— TASK DETAILS —
Reproduce the listing word for word, starting at its first line and ending at the line that contains "276, 21, 288]", with both of those lines included.

── RAW DATA ──

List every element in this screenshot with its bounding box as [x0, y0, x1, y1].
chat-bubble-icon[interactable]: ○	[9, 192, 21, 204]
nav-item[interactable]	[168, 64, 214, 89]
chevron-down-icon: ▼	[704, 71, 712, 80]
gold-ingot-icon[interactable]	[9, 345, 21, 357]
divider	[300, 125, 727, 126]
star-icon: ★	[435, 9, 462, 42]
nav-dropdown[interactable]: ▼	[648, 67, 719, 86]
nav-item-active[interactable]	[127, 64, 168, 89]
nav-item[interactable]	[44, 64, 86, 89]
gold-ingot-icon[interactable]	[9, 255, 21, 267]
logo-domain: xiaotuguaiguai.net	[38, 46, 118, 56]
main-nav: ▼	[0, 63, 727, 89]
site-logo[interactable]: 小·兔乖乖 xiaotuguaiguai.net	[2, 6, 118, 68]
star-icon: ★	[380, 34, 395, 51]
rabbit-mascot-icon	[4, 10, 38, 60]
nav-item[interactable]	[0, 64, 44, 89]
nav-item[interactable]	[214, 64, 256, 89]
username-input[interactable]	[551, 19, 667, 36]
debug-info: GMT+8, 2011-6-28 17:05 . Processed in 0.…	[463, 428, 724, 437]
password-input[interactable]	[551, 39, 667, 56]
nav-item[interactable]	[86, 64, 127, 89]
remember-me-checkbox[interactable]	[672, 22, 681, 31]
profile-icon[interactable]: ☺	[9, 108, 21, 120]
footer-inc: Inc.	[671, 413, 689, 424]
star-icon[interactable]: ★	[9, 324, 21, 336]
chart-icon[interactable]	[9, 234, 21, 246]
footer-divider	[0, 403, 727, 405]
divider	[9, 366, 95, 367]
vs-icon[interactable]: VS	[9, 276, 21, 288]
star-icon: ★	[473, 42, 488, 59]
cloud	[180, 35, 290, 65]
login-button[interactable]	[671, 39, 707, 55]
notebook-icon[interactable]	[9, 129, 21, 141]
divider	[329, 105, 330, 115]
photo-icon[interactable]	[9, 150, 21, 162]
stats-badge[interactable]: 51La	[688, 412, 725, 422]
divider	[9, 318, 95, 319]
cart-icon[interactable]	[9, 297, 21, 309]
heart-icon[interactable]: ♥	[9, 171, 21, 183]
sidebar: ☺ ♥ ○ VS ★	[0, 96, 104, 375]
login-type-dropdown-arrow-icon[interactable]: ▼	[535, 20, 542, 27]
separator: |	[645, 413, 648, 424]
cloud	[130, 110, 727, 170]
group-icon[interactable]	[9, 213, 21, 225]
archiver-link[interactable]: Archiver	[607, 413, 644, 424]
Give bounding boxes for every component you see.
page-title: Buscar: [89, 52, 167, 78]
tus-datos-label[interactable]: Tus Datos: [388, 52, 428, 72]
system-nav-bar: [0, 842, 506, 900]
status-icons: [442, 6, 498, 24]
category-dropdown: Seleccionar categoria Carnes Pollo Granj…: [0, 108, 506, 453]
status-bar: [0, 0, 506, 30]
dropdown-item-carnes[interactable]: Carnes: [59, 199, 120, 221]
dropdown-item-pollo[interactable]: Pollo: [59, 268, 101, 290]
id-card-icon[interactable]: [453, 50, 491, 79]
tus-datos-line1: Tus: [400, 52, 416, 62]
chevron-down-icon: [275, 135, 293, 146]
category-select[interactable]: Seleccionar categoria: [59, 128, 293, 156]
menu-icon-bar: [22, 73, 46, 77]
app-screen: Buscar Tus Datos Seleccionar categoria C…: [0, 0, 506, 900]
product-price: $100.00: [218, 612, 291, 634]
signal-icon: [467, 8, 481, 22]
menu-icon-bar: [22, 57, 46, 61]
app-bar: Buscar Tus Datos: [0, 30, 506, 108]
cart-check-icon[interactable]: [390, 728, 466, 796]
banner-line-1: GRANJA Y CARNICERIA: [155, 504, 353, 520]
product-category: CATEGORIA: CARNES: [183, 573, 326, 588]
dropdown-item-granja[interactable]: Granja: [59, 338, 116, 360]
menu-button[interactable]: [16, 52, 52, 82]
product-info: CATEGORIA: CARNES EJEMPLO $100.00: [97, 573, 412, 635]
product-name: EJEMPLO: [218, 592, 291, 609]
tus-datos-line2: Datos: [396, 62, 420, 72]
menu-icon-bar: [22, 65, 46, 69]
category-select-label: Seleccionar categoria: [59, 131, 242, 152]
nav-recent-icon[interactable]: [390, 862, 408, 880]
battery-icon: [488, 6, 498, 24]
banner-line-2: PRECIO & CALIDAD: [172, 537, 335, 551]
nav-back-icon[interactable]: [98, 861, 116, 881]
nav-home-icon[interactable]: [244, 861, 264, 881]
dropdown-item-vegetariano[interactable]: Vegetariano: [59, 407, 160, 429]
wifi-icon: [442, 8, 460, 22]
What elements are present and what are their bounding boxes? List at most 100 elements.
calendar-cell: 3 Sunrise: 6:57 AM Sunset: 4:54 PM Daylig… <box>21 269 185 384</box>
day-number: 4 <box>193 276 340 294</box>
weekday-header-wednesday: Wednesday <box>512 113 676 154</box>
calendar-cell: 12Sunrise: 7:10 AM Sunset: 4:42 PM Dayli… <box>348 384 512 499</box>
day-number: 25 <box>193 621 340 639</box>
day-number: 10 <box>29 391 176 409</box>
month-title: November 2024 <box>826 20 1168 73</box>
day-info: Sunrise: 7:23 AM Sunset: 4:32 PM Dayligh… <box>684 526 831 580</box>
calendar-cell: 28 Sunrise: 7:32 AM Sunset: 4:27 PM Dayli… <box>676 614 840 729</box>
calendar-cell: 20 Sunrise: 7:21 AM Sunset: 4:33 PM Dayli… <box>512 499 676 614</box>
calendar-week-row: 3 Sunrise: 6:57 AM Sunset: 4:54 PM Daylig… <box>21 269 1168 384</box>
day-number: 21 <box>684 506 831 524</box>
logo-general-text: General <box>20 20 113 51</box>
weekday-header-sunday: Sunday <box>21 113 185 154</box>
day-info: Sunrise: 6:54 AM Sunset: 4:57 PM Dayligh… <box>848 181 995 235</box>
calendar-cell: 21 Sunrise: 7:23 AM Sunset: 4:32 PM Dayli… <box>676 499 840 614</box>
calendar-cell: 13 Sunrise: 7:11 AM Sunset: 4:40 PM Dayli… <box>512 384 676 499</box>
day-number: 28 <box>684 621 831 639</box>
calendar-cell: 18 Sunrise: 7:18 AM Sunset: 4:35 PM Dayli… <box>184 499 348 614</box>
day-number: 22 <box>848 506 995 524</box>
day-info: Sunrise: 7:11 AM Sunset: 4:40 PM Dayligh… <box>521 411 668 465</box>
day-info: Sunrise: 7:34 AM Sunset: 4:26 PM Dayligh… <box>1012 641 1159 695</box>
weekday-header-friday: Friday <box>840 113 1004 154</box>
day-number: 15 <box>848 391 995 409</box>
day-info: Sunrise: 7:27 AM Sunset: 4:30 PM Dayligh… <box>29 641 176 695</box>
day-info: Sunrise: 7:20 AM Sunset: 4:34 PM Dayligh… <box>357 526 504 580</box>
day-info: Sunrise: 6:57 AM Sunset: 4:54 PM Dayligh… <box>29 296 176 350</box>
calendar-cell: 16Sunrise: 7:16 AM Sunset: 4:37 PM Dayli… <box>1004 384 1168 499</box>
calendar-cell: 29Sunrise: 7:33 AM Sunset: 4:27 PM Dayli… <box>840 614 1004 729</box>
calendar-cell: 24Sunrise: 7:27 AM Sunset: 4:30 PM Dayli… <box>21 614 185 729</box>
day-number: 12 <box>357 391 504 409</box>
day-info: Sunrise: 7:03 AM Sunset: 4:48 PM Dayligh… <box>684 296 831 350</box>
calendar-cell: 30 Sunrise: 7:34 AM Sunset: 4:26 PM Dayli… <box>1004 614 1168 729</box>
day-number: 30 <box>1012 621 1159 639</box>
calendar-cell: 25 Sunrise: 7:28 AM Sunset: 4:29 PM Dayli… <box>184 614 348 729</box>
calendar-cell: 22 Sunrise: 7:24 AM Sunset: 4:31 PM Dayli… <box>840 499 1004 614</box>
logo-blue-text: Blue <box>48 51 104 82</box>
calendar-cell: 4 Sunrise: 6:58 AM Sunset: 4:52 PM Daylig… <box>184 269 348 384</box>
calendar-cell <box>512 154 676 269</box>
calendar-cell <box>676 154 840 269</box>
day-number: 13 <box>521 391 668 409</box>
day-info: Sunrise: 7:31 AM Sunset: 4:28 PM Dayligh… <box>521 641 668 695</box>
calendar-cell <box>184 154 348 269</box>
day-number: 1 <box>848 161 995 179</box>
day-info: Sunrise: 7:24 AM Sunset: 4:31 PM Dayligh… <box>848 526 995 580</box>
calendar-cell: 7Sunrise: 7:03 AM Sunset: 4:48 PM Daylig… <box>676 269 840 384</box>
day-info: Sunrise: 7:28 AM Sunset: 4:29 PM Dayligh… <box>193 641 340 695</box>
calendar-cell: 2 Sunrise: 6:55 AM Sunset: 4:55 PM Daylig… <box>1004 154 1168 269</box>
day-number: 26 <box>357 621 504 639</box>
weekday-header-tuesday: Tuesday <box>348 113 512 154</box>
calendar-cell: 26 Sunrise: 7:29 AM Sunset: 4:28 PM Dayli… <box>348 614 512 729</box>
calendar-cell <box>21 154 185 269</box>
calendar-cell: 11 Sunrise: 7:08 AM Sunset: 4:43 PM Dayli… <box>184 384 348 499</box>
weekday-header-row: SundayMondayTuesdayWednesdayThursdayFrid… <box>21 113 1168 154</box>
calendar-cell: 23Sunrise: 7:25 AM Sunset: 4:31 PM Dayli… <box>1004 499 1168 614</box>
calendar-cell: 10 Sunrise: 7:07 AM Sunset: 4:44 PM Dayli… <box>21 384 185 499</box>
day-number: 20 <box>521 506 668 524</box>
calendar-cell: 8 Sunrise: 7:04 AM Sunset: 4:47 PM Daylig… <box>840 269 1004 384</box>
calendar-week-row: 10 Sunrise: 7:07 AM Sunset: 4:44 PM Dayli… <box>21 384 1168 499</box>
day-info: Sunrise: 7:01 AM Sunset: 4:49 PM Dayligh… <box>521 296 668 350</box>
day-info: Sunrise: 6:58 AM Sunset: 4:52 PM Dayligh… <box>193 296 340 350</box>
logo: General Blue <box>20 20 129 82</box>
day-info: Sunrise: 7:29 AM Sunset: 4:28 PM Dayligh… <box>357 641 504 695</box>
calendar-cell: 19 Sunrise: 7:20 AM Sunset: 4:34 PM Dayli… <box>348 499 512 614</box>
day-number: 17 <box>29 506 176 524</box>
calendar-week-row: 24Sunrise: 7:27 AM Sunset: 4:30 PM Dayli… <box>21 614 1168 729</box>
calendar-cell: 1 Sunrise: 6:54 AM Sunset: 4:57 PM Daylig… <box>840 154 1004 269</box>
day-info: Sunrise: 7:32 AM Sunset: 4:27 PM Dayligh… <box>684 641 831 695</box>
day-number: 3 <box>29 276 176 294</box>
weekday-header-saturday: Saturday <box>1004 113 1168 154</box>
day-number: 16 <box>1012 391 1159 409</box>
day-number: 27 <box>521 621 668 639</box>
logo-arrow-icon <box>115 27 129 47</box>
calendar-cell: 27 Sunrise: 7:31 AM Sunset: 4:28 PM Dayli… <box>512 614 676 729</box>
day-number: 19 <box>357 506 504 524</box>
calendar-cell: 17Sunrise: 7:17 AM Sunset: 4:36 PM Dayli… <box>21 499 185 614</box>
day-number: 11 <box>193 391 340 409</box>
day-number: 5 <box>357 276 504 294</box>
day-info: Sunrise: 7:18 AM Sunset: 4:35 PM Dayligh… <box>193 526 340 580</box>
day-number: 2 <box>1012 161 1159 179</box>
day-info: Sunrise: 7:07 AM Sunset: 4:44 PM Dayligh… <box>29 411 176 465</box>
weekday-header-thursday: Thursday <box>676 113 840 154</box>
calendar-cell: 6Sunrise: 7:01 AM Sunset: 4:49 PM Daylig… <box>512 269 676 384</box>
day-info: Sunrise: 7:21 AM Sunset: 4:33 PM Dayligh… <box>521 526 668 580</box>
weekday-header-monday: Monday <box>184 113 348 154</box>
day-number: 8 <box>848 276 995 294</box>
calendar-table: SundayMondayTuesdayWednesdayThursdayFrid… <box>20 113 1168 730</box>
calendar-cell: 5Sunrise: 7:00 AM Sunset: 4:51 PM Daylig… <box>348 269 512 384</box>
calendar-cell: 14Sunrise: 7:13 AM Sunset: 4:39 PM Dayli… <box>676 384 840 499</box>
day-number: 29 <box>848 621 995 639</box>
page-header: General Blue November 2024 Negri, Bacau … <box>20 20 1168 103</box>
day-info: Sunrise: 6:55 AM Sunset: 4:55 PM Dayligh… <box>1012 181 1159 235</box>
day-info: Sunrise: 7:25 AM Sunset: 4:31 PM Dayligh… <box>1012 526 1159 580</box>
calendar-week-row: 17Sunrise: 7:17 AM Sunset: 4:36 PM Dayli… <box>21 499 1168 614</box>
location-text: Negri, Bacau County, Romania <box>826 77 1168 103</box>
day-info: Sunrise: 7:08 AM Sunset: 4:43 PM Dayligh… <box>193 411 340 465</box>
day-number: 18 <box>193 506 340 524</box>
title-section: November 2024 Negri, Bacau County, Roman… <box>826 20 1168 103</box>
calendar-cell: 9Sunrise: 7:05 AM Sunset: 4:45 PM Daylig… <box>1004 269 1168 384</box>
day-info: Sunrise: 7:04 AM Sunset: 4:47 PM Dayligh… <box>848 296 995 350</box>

───

— EXERCISE SOLUTION —
List every element in this screenshot with its bounding box as [x0, y0, x1, y1].
chat-bubble-icon[interactable]: ○	[9, 192, 21, 204]
nav-item[interactable]	[168, 64, 214, 89]
chevron-down-icon: ▼	[704, 71, 712, 80]
gold-ingot-icon[interactable]	[9, 345, 21, 357]
divider	[300, 125, 727, 126]
star-icon: ★	[435, 9, 462, 42]
nav-dropdown[interactable]: ▼	[648, 67, 719, 86]
nav-item-active[interactable]	[127, 64, 168, 89]
nav-item[interactable]	[44, 64, 86, 89]
gold-ingot-icon[interactable]	[9, 255, 21, 267]
logo-domain: xiaotuguaiguai.net	[38, 46, 118, 56]
main-nav: ▼	[0, 63, 727, 89]
site-logo[interactable]: 小·兔乖乖 xiaotuguaiguai.net	[2, 6, 118, 68]
star-icon: ★	[380, 34, 395, 51]
rabbit-mascot-icon	[4, 10, 38, 60]
nav-item[interactable]	[0, 64, 44, 89]
nav-item[interactable]	[214, 64, 256, 89]
username-input[interactable]	[551, 19, 667, 36]
debug-info: GMT+8, 2011-6-28 17:05 . Processed in 0.…	[463, 428, 724, 437]
password-input[interactable]	[551, 39, 667, 56]
nav-item[interactable]	[86, 64, 127, 89]
remember-me-checkbox[interactable]	[672, 22, 681, 31]
profile-icon[interactable]: ☺	[9, 108, 21, 120]
footer-inc: Inc.	[671, 413, 689, 424]
star-icon[interactable]: ★	[9, 324, 21, 336]
chart-icon[interactable]	[9, 234, 21, 246]
footer-divider	[0, 403, 727, 405]
divider	[9, 366, 95, 367]
vs-icon[interactable]: VS	[9, 276, 21, 288]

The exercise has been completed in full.